(Data records)
—————

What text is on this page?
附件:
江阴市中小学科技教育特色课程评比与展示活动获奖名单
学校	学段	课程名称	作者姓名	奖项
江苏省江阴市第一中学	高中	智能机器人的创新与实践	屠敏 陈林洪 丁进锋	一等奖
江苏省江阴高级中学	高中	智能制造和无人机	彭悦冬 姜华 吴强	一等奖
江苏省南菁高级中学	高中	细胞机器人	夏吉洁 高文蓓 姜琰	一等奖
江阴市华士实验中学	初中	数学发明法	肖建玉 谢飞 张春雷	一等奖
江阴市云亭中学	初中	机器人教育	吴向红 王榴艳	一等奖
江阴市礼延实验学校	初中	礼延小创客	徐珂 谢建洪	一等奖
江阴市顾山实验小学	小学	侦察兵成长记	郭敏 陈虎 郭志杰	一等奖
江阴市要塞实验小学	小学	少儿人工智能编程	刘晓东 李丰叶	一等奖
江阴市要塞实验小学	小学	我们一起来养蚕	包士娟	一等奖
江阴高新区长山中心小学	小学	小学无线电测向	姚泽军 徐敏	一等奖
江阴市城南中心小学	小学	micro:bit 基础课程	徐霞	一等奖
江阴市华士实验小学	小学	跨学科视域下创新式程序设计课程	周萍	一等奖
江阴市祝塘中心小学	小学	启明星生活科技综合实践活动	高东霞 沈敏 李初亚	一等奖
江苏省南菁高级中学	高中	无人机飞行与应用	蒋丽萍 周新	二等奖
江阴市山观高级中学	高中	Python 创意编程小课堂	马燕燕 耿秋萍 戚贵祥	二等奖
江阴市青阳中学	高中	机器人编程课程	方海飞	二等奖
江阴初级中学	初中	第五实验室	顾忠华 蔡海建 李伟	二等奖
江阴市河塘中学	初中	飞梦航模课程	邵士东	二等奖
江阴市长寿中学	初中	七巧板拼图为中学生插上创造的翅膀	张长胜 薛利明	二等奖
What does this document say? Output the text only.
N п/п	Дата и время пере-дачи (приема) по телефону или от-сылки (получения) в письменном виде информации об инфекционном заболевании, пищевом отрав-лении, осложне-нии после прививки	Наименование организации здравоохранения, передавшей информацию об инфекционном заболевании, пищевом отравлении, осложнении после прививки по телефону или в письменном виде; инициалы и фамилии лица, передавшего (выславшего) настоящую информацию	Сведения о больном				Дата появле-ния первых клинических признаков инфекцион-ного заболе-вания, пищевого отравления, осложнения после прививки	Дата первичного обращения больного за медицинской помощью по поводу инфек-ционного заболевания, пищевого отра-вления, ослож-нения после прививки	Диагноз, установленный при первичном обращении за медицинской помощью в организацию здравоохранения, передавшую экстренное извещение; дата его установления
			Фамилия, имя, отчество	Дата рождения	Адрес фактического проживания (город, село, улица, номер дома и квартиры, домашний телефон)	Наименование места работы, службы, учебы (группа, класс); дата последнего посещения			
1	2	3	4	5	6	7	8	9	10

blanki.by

—————

_Direction:_
Filter the records above for lines containing the word "What", and copy those lines.

_Solution to the exercise:_
What text is on this page?
What does this document say? Output the text only.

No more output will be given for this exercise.